- _SET PROBLEM_
Filter for the word "grid" and keep each matching line.

- _PROVIDED MATERIAL_
☆ ☆ ☆ ☆
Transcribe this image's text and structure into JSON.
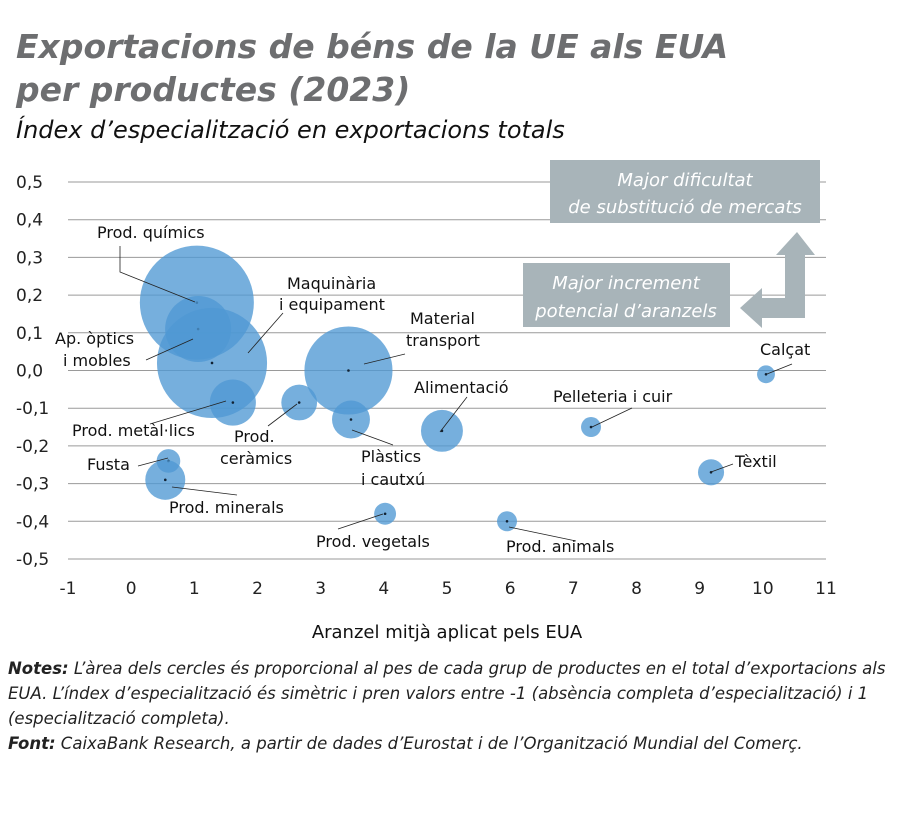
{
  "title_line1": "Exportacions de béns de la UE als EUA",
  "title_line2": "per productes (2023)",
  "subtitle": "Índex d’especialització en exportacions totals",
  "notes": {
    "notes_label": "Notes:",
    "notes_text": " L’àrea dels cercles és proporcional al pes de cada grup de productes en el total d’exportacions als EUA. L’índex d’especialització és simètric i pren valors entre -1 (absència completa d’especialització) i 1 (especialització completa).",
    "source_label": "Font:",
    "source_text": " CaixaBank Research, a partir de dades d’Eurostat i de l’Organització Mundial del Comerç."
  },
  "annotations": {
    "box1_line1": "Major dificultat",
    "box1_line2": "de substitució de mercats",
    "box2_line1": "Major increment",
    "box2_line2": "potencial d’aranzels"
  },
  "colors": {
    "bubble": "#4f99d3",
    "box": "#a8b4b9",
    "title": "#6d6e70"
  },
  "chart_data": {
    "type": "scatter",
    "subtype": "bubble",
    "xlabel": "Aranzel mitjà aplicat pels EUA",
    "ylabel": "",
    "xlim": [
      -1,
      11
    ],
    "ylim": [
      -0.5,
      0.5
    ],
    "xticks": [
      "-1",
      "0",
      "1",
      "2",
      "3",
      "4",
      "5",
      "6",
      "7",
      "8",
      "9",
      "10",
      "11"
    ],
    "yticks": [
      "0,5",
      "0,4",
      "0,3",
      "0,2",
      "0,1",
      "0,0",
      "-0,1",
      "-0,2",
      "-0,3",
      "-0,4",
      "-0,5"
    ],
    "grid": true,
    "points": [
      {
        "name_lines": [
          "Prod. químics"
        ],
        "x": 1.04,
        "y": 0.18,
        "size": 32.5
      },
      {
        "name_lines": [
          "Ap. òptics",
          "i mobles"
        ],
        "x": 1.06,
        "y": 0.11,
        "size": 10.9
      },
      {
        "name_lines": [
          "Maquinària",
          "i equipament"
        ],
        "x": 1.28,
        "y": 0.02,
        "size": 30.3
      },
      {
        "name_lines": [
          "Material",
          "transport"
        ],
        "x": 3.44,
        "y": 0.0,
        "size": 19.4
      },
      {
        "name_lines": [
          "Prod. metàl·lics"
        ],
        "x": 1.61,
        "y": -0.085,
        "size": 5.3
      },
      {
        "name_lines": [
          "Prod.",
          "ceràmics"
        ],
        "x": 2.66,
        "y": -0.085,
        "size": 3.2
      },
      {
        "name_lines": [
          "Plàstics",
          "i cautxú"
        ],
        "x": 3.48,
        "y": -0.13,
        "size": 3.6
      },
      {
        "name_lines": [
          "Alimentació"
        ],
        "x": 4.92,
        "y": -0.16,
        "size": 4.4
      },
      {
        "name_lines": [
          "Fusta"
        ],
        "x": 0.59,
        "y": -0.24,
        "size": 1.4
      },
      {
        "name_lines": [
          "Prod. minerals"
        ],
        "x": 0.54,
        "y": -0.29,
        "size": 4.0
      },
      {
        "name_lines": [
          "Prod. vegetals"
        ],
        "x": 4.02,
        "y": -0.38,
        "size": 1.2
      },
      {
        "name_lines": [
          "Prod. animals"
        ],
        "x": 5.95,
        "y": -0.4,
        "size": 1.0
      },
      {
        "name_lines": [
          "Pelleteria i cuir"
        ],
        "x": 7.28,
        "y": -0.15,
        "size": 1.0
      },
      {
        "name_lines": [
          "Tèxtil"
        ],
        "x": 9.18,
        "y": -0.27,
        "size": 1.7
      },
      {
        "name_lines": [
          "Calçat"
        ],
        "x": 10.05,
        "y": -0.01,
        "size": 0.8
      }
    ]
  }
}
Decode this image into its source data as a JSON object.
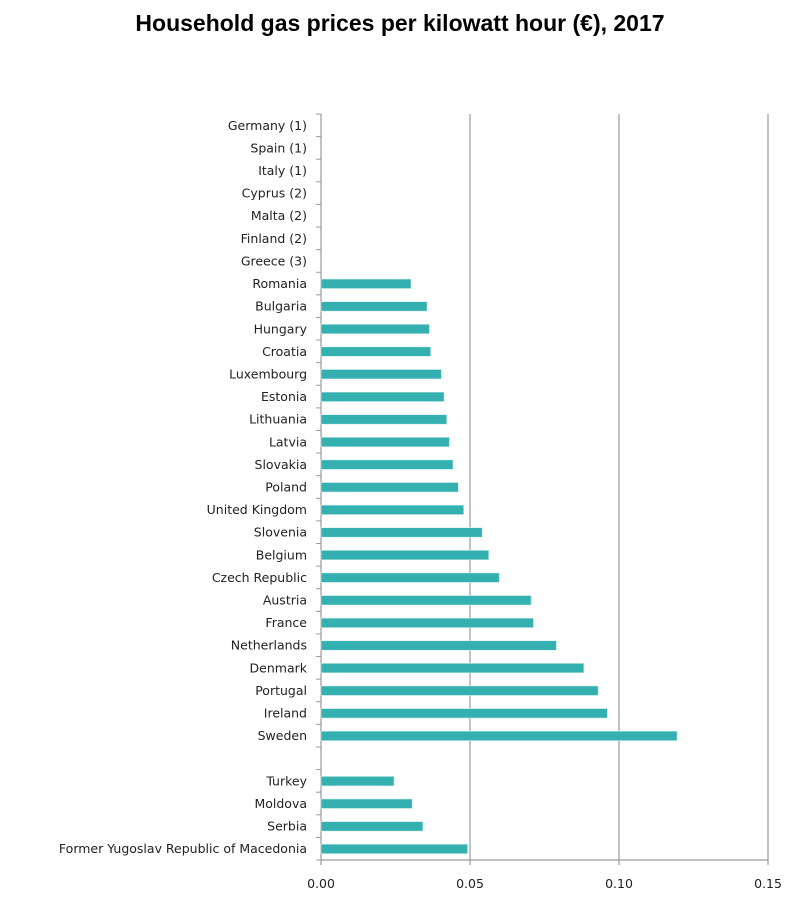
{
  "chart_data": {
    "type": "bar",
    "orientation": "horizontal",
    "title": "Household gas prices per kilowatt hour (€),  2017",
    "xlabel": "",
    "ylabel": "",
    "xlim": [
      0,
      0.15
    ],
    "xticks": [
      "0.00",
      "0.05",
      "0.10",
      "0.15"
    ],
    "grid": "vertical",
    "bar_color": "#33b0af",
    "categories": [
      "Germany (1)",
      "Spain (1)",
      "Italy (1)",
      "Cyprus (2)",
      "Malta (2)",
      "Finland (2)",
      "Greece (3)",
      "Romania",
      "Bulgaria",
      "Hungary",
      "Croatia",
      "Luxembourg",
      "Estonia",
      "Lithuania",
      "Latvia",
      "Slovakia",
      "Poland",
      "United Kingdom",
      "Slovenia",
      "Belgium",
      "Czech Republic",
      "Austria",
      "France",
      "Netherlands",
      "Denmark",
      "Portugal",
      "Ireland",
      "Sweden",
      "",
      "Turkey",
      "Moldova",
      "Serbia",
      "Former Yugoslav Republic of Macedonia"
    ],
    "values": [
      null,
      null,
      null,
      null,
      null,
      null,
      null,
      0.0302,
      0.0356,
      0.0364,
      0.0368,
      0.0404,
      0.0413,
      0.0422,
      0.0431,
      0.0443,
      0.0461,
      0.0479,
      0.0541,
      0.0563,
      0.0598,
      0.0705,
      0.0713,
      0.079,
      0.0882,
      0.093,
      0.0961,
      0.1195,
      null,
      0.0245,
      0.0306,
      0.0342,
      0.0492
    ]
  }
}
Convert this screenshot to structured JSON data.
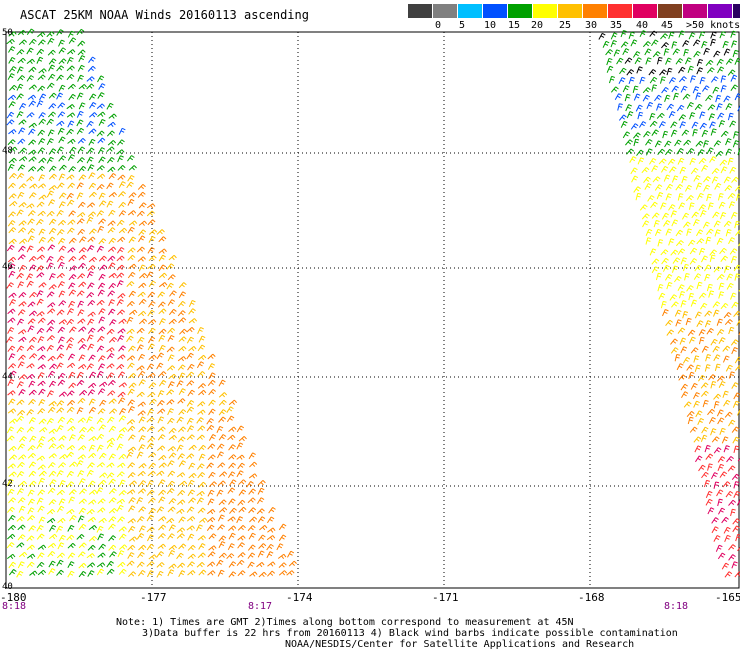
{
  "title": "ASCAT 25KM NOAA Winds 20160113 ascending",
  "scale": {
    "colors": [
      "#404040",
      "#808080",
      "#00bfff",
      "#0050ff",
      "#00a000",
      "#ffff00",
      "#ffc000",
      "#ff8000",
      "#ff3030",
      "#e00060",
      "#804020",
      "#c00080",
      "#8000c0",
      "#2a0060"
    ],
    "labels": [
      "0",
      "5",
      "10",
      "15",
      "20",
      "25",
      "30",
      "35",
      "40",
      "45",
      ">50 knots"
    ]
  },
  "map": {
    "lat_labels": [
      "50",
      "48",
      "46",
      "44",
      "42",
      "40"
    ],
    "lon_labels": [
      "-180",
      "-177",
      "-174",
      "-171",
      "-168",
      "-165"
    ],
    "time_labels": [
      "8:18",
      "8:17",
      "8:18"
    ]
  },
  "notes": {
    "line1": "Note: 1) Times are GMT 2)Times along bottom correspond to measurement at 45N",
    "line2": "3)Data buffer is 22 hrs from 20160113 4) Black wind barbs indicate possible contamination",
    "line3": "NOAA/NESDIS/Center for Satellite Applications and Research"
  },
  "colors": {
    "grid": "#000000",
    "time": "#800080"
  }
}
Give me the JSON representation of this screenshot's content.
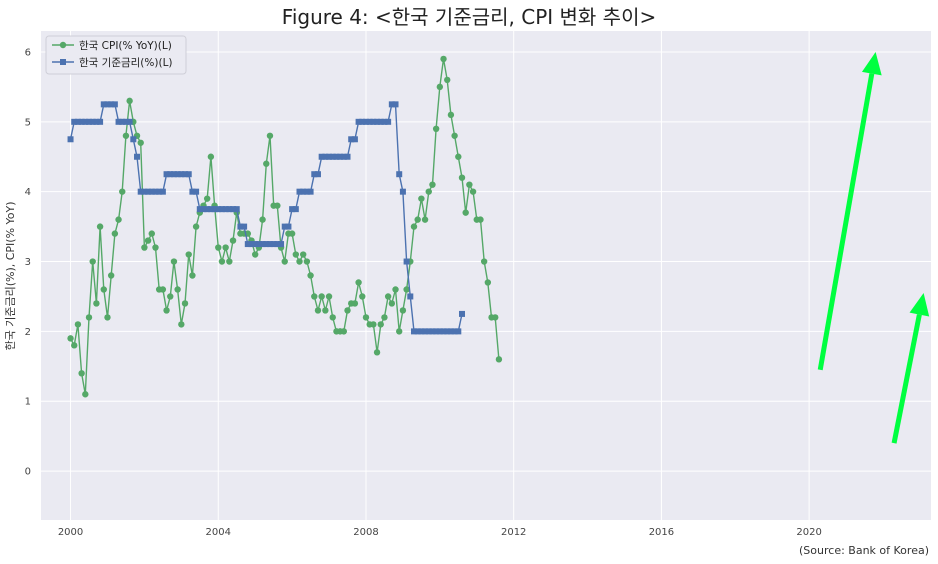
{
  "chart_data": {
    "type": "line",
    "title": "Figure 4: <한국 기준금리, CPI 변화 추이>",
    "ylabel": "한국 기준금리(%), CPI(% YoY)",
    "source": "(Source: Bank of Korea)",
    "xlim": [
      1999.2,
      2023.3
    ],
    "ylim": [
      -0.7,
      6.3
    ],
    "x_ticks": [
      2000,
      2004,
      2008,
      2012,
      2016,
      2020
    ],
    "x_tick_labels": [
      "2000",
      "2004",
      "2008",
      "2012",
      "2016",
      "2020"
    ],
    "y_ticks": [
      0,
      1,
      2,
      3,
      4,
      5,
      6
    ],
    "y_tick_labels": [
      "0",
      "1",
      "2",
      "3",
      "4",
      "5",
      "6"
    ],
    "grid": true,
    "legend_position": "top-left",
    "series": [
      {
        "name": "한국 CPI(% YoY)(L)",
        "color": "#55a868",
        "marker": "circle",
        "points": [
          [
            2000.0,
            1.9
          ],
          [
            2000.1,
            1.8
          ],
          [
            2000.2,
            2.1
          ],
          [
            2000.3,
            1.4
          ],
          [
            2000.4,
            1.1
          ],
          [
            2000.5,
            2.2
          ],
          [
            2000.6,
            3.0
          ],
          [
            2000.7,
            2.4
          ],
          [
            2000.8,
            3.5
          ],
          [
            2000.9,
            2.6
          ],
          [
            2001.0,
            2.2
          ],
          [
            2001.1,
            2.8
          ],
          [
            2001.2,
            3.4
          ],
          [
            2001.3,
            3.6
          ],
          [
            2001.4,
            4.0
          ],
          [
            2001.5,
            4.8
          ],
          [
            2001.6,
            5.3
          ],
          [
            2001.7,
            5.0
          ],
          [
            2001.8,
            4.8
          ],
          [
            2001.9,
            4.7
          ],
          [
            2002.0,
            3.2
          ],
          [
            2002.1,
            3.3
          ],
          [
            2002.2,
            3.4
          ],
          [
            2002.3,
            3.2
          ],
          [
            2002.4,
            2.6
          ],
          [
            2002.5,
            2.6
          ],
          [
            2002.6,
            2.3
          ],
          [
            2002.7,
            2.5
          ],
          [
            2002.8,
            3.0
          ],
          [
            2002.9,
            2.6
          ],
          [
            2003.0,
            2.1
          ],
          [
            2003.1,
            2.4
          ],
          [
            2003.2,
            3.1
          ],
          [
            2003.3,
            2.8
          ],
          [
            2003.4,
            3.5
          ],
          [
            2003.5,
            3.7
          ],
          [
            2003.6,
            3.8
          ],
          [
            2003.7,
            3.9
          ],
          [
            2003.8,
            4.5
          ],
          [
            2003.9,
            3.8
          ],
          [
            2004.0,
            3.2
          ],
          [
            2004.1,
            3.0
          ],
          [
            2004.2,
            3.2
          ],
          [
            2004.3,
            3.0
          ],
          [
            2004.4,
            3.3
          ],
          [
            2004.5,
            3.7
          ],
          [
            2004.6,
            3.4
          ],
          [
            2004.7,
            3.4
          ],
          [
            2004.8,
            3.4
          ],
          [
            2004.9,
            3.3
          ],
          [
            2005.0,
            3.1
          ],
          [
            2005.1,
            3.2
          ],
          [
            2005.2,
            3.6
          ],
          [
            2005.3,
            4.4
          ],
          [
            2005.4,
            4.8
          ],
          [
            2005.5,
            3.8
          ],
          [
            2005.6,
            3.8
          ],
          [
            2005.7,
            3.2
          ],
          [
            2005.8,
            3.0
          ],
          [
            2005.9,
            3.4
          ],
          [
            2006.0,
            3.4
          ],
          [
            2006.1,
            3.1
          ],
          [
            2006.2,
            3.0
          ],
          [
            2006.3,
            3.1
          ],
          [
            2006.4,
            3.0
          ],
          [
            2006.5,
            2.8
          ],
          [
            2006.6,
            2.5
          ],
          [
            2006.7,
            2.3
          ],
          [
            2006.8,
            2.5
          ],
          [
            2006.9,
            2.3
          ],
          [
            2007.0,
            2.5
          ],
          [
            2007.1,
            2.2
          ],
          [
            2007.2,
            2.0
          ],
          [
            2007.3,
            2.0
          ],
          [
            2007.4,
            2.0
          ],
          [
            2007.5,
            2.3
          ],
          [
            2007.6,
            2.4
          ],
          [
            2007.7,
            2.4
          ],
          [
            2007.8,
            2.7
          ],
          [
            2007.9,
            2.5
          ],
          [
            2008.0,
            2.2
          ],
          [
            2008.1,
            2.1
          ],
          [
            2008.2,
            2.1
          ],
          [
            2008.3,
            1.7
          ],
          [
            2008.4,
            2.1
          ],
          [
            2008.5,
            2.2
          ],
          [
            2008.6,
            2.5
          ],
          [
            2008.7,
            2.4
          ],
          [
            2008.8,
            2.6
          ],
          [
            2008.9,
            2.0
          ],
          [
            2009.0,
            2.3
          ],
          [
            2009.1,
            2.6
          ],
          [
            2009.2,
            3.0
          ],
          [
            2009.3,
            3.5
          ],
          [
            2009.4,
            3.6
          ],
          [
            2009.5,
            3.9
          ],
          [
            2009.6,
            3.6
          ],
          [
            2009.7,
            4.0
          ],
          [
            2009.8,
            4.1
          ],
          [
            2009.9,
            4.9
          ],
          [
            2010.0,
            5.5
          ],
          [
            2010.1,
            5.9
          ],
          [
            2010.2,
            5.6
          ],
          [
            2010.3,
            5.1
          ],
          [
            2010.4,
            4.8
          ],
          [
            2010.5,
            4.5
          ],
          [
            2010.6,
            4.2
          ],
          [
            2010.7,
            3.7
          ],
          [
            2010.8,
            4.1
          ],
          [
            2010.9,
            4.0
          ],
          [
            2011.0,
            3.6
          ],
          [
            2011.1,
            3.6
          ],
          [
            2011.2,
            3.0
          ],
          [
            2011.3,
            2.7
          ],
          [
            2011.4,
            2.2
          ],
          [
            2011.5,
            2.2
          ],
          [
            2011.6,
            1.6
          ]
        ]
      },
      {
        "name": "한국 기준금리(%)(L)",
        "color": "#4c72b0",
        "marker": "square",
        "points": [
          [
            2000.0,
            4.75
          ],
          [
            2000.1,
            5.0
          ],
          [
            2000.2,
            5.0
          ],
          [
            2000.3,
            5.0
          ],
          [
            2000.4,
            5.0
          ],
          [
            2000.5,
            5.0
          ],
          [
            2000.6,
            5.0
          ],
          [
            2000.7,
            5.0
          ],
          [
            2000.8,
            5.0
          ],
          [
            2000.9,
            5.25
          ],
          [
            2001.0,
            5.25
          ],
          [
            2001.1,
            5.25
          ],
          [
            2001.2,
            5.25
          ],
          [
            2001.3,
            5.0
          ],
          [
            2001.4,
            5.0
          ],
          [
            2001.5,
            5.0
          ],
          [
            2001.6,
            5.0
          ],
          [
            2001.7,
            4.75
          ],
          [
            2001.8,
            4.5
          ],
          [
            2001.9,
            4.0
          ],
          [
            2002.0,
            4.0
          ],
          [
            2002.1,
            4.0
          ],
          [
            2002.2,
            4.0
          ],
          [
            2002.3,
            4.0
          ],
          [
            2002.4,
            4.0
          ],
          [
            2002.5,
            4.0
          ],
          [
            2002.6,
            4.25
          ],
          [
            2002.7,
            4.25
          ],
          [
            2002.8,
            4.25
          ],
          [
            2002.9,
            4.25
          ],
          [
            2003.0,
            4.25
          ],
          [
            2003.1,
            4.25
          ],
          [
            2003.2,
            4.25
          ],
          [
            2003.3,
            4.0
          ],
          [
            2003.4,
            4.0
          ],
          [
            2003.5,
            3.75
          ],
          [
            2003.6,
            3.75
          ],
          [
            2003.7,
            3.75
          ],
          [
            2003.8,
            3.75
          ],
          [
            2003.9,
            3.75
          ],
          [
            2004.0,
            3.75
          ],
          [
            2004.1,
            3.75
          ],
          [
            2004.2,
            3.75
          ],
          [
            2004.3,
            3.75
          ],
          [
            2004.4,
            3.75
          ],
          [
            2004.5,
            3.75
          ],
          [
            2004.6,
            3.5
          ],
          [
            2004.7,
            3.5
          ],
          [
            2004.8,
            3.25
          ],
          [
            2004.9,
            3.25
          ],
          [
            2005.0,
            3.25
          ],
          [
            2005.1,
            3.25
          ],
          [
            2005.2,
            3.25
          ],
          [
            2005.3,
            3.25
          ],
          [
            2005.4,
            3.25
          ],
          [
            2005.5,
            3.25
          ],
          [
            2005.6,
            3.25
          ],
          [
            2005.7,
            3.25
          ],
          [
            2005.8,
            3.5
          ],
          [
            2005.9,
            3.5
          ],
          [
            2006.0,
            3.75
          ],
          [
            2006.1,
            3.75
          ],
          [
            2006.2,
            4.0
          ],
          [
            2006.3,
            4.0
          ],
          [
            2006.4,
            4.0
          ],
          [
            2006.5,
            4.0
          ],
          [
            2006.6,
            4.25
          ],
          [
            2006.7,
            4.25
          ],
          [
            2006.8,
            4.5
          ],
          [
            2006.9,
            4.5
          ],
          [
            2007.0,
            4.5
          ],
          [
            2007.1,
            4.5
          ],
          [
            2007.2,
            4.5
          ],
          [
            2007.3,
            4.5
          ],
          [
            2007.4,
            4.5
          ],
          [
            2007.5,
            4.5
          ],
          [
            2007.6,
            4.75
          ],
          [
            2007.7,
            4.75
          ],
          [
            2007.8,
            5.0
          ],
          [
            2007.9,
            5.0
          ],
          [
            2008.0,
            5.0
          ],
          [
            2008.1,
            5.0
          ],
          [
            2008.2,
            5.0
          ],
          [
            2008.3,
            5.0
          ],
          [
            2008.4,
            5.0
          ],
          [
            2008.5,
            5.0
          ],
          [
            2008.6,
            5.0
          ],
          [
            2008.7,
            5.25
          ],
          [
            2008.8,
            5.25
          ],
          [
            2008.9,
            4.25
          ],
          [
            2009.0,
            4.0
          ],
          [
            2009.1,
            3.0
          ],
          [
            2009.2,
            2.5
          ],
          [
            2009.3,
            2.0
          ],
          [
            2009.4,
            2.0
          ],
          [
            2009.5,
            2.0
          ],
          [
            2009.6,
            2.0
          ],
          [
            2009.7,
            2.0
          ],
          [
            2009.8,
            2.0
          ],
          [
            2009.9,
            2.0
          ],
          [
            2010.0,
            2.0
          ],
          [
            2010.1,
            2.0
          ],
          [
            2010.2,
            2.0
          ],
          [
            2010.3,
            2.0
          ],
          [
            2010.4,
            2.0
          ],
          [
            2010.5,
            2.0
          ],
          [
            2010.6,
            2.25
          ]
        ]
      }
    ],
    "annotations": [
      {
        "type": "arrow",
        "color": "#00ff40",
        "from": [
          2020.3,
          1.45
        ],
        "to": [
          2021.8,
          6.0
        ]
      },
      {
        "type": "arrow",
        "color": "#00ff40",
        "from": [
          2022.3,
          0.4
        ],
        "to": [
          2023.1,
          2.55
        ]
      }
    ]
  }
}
☆ ☆ ☆ ☆
- _EXERCISE RESULT_
    "grid": true,
    "grid": "vertical",
    "grid": "#000000",
    "grid": true,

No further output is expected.